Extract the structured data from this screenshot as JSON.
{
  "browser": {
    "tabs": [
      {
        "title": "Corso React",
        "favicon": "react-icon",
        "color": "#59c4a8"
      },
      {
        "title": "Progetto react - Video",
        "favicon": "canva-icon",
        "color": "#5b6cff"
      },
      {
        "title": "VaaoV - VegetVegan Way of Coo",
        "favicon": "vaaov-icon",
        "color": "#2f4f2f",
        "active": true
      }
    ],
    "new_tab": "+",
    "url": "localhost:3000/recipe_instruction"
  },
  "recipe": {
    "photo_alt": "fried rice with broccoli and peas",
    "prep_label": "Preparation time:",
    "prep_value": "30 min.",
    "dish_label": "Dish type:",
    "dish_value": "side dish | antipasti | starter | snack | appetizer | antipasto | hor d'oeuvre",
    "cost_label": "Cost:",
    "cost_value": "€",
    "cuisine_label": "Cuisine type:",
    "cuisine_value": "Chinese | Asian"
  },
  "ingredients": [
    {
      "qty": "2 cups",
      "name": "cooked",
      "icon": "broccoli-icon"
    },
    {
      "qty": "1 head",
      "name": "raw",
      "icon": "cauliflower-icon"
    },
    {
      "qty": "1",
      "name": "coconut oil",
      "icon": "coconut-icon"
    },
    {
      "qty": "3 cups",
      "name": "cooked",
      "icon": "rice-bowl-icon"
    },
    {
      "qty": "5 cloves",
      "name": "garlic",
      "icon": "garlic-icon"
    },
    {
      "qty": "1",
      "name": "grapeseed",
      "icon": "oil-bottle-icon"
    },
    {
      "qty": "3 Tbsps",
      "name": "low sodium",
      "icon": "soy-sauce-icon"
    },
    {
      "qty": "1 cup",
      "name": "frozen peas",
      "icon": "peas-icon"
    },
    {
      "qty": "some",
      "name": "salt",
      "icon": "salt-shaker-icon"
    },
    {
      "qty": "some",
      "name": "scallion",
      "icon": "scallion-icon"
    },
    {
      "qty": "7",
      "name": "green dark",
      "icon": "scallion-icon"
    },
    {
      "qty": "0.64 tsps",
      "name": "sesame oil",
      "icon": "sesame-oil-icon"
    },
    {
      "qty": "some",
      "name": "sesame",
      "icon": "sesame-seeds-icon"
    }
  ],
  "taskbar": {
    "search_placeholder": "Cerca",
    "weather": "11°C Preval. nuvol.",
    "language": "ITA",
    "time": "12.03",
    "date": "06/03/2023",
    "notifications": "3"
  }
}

----------

Each entry must be reproduced verbatim.

> [The response]
Extract the structured data from this screenshot as JSON.
{
  "browser": {
    "tabs": [
      {
        "title": "Corso React",
        "favicon": "react-icon",
        "color": "#59c4a8"
      },
      {
        "title": "Progetto react - Video",
        "favicon": "canva-icon",
        "color": "#5b6cff"
      },
      {
        "title": "VaaoV - VegetVegan Way of Coo",
        "favicon": "vaaov-icon",
        "color": "#2f4f2f",
        "active": true
      }
    ],
    "new_tab": "+",
    "url": "localhost:3000/recipe_instruction"
  },
  "recipe": {
    "photo_alt": "fried rice with broccoli and peas",
    "prep_label": "Preparation time:",
    "prep_value": "30 min.",
    "dish_label": "Dish type:",
    "dish_value": "side dish | antipasti | starter | snack | appetizer | antipasto | hor d'oeuvre",
    "cost_label": "Cost:",
    "cost_value": "€",
    "cuisine_label": "Cuisine type:",
    "cuisine_value": "Chinese | Asian"
  },
  "ingredients": [
    {
      "qty": "2 cups",
      "name": "cooked",
      "icon": "broccoli-icon"
    },
    {
      "qty": "1 head",
      "name": "raw",
      "icon": "cauliflower-icon"
    },
    {
      "qty": "1",
      "name": "coconut oil",
      "icon": "coconut-icon"
    },
    {
      "qty": "3 cups",
      "name": "cooked",
      "icon": "rice-bowl-icon"
    },
    {
      "qty": "5 cloves",
      "name": "garlic",
      "icon": "garlic-icon"
    },
    {
      "qty": "1",
      "name": "grapeseed",
      "icon": "oil-bottle-icon"
    },
    {
      "qty": "3 Tbsps",
      "name": "low sodium",
      "icon": "soy-sauce-icon"
    },
    {
      "qty": "1 cup",
      "name": "frozen peas",
      "icon": "peas-icon"
    },
    {
      "qty": "some",
      "name": "salt",
      "icon": "salt-shaker-icon"
    },
    {
      "qty": "some",
      "name": "scallion",
      "icon": "scallion-icon"
    },
    {
      "qty": "7",
      "name": "green dark",
      "icon": "scallion-icon"
    },
    {
      "qty": "0.64 tsps",
      "name": "sesame oil",
      "icon": "sesame-oil-icon"
    },
    {
      "qty": "some",
      "name": "sesame",
      "icon": "sesame-seeds-icon"
    }
  ],
  "taskbar": {
    "search_placeholder": "Cerca",
    "weather": "11°C Preval. nuvol.",
    "language": "ITA",
    "time": "12.03",
    "date": "06/03/2023",
    "notifications": "3"
  }
}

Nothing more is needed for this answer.